▸ **Exercise input**:
^^^^

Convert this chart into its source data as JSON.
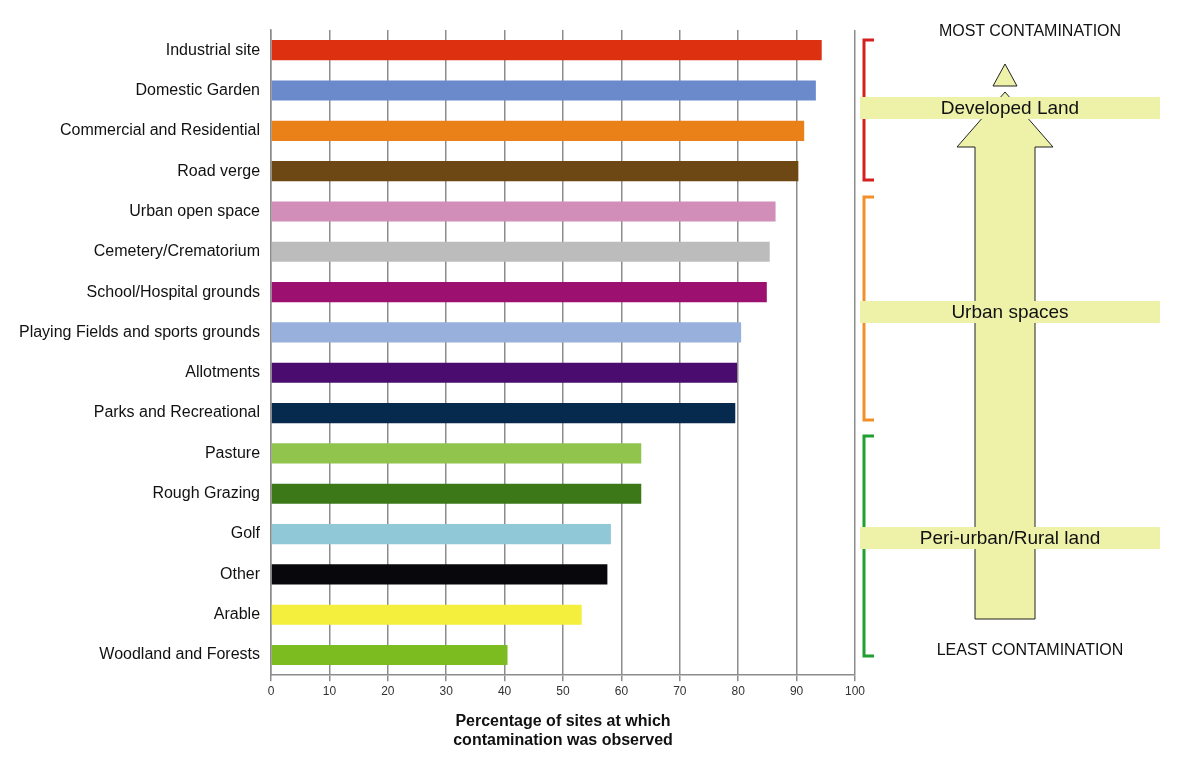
{
  "chart_data": {
    "type": "bar",
    "orientation": "horizontal",
    "xlabel": "Percentage of sites at which contamination was observed",
    "categories": [
      "Industrial site",
      "Domestic Garden",
      "Commercial and Residential",
      "Road verge",
      "Urban open space",
      "Cemetery/Crematorium",
      "School/Hospital grounds",
      "Playing Fields and sports grounds",
      "Allotments",
      "Parks and Recreational",
      "Pasture",
      "Rough Grazing",
      "Golf",
      "Other",
      "Arable",
      "Woodland and Forests"
    ],
    "values": [
      94.3,
      93.3,
      91.3,
      90.3,
      86.4,
      85.4,
      84.9,
      80.5,
      79.8,
      79.5,
      63.4,
      63.4,
      58.2,
      57.6,
      53.2,
      40.5
    ],
    "colors": [
      "#dc3010",
      "#6a8acc",
      "#ea8018",
      "#6e4814",
      "#d08eb8",
      "#bcbcbc",
      "#9c1070",
      "#98b0dc",
      "#4a0c6e",
      "#062a4e",
      "#90c44c",
      "#3c7818",
      "#90c8d8",
      "#08080c",
      "#f4ee3c",
      "#7cbc20"
    ],
    "xlim": [
      0,
      100
    ],
    "xticks": [
      0,
      10,
      20,
      30,
      40,
      50,
      60,
      70,
      80,
      90,
      100
    ],
    "grid": "x",
    "legend": false,
    "annotations": [
      "MOST CONTAMINATION",
      "Developed Land",
      "Urban spaces",
      "Peri-urban/Rural land",
      "LEAST CONTAMINATION"
    ]
  }
}
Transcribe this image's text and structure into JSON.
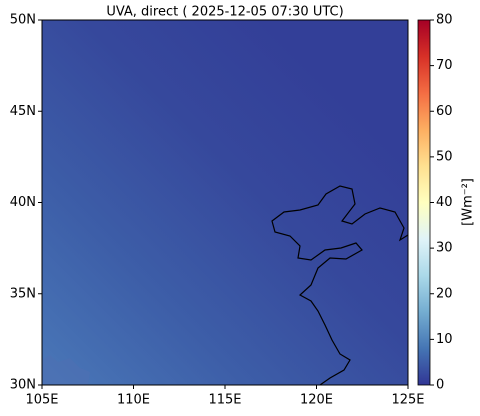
{
  "chart_data": {
    "type": "map",
    "title": "UVA, direct ( 2025-12-05 07:30 UTC)",
    "xlim": [
      105,
      125
    ],
    "xticks": [
      {
        "value": 105,
        "label": "105E"
      },
      {
        "value": 110,
        "label": "110E"
      },
      {
        "value": 115,
        "label": "115E"
      },
      {
        "value": 120,
        "label": "120E"
      },
      {
        "value": 125,
        "label": "125E"
      }
    ],
    "ylim": [
      30,
      50
    ],
    "yticks": [
      {
        "value": 30,
        "label": "30N"
      },
      {
        "value": 35,
        "label": "35N"
      },
      {
        "value": 40,
        "label": "40N"
      },
      {
        "value": 45,
        "label": "45N"
      },
      {
        "value": 50,
        "label": "50N"
      }
    ],
    "colorbar": {
      "lim": [
        0,
        80
      ],
      "ticks": [
        0,
        10,
        20,
        30,
        40,
        50,
        60,
        70,
        80
      ],
      "label": "[Wm⁻²]",
      "colormap": [
        "#313695",
        "#4575b4",
        "#74add1",
        "#abd9e9",
        "#e0f3f8",
        "#ffffbf",
        "#fee090",
        "#fdae61",
        "#f46d43",
        "#d73027",
        "#a50026"
      ]
    }
  }
}
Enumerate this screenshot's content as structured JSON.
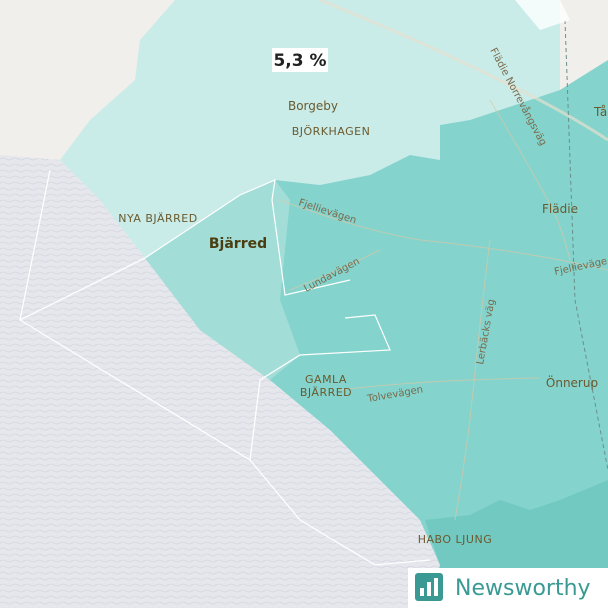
{
  "map": {
    "value_label": "5,3 %",
    "places": [
      "Borgeby",
      "BJÖRKHAGEN",
      "NYA BJÄRRED",
      "Bjärred",
      "Flädie",
      "Önnerup",
      "GAMLA BJÄRRED",
      "HABO LJUNG",
      "Tå"
    ],
    "roads": [
      "Fjellievägen",
      "Lundavägen",
      "Flädie Norrevångsväg",
      "Fjellieväge",
      "Lerbäcks väg",
      "Tolvevägen"
    ]
  },
  "logo": {
    "text": "Newsworthy"
  }
}
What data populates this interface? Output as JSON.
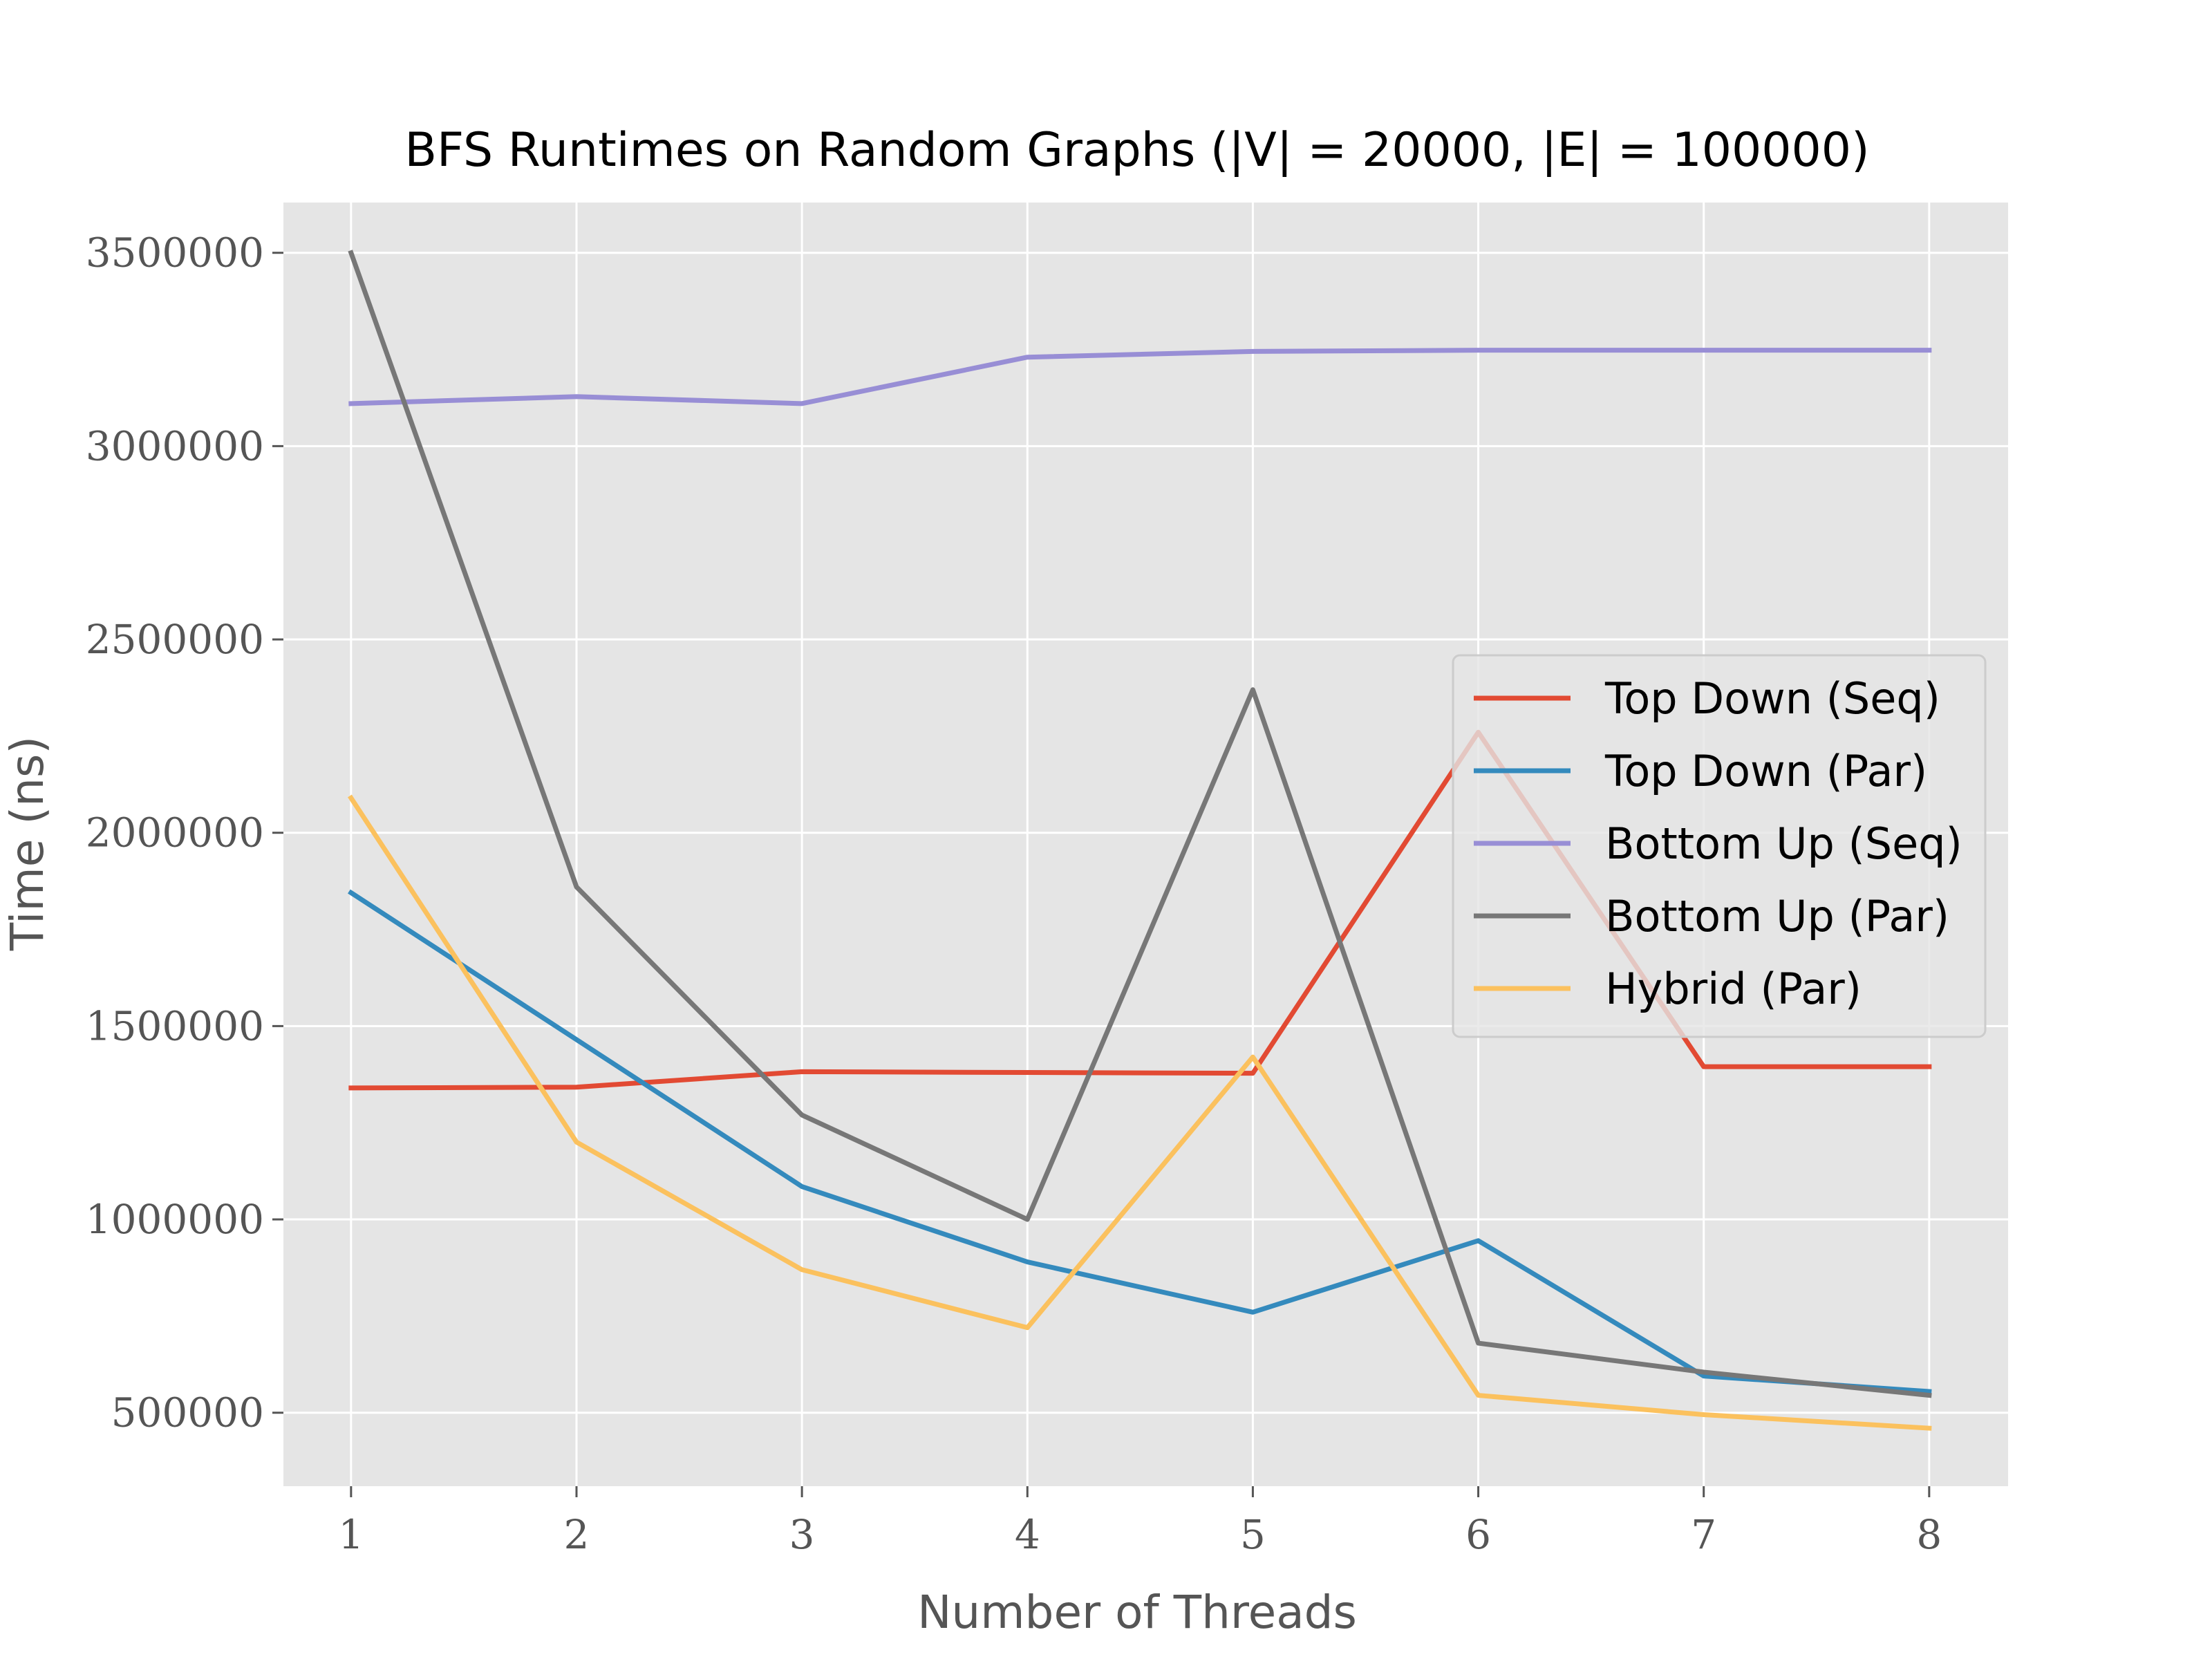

^^^^

▸ **What is required**:
Give back every line exactly as it stands, pictures excluded.

▸ **Answer to this problem**:
Convert this chart into its source data as JSON.
{
  "chart_data": {
    "type": "bar",
    "orientation": "horizontal",
    "xlabel": "Percentage of sites at which contamination was observed",
    "categories": [
      "Industrial site",
      "Domestic Garden",
      "Commercial and Residential",
      "Road verge",
      "Urban open space",
      "Cemetery/Crematorium",
      "School/Hospital grounds",
      "Playing Fields and sports grounds",
      "Allotments",
      "Parks and Recreational",
      "Pasture",
      "Rough Grazing",
      "Golf",
      "Other",
      "Arable",
      "Woodland and Forests"
    ],
    "values": [
      94.3,
      93.3,
      91.3,
      90.3,
      86.4,
      85.4,
      84.9,
      80.5,
      79.8,
      79.5,
      63.4,
      63.4,
      58.2,
      57.6,
      53.2,
      40.5
    ],
    "colors": [
      "#dc3010",
      "#6a8acc",
      "#ea8018",
      "#6e4814",
      "#d08eb8",
      "#bcbcbc",
      "#9c1070",
      "#98b0dc",
      "#4a0c6e",
      "#062a4e",
      "#90c44c",
      "#3c7818",
      "#90c8d8",
      "#08080c",
      "#f4ee3c",
      "#7cbc20"
    ],
    "xlim": [
      0,
      100
    ],
    "xticks": [
      0,
      10,
      20,
      30,
      40,
      50,
      60,
      70,
      80,
      90,
      100
    ],
    "grid": "x",
    "legend": false,
    "annotations": [
      "MOST CONTAMINATION",
      "Developed Land",
      "Urban spaces",
      "Peri-urban/Rural land",
      "LEAST CONTAMINATION"
    ]
  }
}
Transcribe this image's text and structure into JSON.
{
  "chart_data": {
    "type": "map",
    "title": "UVA, direct ( 2025-12-05 07:30 UTC)",
    "xlim": [
      105,
      125
    ],
    "xticks": [
      {
        "value": 105,
        "label": "105E"
      },
      {
        "value": 110,
        "label": "110E"
      },
      {
        "value": 115,
        "label": "115E"
      },
      {
        "value": 120,
        "label": "120E"
      },
      {
        "value": 125,
        "label": "125E"
      }
    ],
    "ylim": [
      30,
      50
    ],
    "yticks": [
      {
        "value": 30,
        "label": "30N"
      },
      {
        "value": 35,
        "label": "35N"
      },
      {
        "value": 40,
        "label": "40N"
      },
      {
        "value": 45,
        "label": "45N"
      },
      {
        "value": 50,
        "label": "50N"
      }
    ],
    "colorbar": {
      "lim": [
        0,
        80
      ],
      "ticks": [
        0,
        10,
        20,
        30,
        40,
        50,
        60,
        70,
        80
      ],
      "label": "[Wm⁻²]",
      "colormap": [
        "#313695",
        "#4575b4",
        "#74add1",
        "#abd9e9",
        "#e0f3f8",
        "#ffffbf",
        "#fee090",
        "#fdae61",
        "#f46d43",
        "#d73027",
        "#a50026"
      ]
    }
  }
}
Enumerate this screenshot's content as structured JSON.
{
  "map": {
    "value_label": "5,3 %",
    "places": [
      "Borgeby",
      "BJÖRKHAGEN",
      "NYA BJÄRRED",
      "Bjärred",
      "Flädie",
      "Önnerup",
      "GAMLA BJÄRRED",
      "HABO LJUNG",
      "Tå"
    ],
    "roads": [
      "Fjellievägen",
      "Lundavägen",
      "Flädie Norrevångsväg",
      "Fjellieväge",
      "Lerbäcks väg",
      "Tolvevägen"
    ]
  },
  "logo": {
    "text": "Newsworthy"
  }
}
What data populates this interface? Output as JSON.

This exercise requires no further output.